Report every line of the records that contains the word "elements", copying each such line in full.

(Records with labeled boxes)
* Begin *

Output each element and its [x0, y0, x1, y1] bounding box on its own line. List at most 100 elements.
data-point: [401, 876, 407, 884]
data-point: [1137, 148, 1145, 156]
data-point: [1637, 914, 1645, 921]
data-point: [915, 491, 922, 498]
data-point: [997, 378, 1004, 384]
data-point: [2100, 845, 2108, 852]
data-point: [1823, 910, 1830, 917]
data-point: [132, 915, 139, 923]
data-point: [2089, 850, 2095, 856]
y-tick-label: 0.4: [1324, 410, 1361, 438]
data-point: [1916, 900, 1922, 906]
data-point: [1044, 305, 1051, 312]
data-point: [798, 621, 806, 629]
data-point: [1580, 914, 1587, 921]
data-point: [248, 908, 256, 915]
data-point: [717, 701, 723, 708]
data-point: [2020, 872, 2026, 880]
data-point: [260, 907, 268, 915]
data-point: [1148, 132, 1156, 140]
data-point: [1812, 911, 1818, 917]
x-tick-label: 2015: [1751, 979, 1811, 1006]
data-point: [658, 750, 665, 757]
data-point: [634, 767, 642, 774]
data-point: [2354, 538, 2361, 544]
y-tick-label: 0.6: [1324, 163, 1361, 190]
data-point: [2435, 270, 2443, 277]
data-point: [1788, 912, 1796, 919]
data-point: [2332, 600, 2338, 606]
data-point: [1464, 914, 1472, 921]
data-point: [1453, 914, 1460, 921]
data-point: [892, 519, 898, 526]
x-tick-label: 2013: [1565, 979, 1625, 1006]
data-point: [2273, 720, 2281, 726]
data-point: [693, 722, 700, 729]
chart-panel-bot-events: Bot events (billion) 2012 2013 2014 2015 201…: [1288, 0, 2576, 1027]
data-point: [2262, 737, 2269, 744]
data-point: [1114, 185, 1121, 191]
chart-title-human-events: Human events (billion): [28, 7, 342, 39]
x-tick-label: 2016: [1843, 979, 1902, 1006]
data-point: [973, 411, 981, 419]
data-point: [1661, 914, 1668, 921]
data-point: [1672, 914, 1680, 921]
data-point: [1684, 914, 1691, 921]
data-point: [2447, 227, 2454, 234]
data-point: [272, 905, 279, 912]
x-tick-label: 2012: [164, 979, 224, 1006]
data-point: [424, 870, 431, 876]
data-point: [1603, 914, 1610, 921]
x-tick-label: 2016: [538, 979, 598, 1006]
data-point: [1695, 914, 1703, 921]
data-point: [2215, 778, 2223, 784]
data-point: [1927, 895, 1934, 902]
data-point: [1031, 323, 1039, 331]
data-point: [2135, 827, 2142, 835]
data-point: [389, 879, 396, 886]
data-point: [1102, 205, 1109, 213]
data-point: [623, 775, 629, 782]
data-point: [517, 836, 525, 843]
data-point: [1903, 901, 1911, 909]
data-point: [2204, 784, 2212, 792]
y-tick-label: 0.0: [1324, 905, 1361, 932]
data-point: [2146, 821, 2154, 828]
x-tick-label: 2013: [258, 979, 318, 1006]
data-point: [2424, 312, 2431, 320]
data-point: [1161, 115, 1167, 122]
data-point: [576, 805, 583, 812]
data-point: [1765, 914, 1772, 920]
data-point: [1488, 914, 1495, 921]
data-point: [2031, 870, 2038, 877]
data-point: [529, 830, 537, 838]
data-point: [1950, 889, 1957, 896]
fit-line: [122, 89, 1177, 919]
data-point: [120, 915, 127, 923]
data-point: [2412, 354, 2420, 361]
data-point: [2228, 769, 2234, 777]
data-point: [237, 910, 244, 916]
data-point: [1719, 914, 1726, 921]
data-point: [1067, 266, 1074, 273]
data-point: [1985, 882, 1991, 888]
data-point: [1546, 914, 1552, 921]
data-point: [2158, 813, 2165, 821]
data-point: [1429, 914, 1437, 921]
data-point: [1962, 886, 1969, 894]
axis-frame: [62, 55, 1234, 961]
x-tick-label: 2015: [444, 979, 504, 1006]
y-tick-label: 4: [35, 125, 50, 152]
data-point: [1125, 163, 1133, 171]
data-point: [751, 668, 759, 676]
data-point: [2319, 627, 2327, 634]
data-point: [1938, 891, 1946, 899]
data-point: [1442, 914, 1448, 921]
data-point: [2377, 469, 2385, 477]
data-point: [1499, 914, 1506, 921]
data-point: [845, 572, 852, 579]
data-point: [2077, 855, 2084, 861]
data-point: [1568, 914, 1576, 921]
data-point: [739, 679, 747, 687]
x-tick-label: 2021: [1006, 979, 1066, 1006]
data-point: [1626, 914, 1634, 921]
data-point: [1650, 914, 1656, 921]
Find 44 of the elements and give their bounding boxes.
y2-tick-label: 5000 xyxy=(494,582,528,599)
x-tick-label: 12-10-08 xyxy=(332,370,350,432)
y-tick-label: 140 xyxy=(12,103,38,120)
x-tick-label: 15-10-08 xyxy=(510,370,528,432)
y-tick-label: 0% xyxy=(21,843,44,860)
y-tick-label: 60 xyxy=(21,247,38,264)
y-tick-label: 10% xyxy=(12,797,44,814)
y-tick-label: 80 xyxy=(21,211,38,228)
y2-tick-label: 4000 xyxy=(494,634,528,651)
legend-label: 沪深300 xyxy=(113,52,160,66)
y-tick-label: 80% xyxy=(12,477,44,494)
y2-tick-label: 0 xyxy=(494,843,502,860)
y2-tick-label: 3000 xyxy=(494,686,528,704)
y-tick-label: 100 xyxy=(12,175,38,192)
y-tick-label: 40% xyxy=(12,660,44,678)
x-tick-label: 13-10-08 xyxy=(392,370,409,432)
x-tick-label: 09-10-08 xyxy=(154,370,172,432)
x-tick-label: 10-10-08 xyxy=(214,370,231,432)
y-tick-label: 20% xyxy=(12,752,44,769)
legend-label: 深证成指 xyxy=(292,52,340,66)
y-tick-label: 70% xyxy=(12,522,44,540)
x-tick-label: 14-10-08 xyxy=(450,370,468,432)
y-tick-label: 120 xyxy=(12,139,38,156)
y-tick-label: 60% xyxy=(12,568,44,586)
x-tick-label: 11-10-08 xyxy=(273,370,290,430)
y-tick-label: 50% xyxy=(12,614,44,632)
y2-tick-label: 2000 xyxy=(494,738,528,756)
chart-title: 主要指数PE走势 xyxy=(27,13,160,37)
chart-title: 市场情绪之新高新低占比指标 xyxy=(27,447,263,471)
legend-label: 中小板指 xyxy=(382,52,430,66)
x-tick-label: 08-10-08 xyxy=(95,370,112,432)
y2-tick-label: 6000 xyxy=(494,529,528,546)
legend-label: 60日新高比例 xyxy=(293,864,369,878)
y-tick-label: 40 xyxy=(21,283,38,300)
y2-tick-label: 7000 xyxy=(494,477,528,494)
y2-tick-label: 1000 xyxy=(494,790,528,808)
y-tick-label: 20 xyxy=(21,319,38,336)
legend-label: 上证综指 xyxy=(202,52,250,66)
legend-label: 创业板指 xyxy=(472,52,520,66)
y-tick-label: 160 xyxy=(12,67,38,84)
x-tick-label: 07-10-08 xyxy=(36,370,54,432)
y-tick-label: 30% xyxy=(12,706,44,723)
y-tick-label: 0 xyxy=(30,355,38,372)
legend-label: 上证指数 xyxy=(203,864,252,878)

* End *

Solution for this task –
Output each element and its [x0, y0, x1, y1] bounding box on its own line. List at most 100 elements.
Find 44 of the elements and give their bounding boxes.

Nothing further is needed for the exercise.